Report back each line of the records that contains the string "Customer".

--- --- ---

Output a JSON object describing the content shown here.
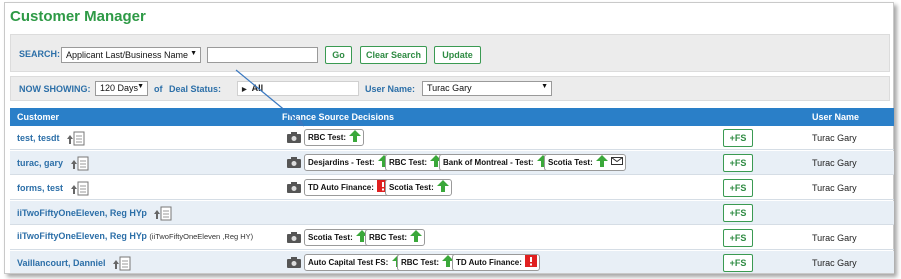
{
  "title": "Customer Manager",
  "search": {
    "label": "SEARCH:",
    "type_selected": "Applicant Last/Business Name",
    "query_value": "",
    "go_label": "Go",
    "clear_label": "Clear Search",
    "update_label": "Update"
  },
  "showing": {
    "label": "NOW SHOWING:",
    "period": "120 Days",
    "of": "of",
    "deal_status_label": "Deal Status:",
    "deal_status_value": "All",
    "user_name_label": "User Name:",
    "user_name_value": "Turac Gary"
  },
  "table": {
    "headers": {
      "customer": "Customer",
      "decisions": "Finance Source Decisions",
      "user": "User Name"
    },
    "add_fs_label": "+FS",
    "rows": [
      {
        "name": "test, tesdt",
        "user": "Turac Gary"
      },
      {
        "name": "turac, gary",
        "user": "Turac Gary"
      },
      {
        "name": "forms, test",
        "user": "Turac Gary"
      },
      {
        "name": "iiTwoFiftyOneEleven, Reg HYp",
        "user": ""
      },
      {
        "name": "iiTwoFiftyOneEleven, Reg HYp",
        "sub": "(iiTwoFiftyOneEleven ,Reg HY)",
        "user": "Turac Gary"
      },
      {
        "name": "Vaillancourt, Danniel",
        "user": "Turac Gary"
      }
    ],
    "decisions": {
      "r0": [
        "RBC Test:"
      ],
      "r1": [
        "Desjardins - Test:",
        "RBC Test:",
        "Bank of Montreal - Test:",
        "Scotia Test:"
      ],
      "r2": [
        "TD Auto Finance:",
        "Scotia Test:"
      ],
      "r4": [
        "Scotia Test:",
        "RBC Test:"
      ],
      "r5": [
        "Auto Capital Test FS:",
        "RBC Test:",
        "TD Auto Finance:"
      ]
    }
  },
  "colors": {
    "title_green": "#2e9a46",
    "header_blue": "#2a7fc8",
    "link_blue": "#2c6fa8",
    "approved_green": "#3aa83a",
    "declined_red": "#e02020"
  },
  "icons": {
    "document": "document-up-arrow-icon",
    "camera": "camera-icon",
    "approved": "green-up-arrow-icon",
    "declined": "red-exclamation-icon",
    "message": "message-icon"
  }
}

--- --- ---

TASK RESULT:
  "title": "Customer Manager",
      "customer": "Customer",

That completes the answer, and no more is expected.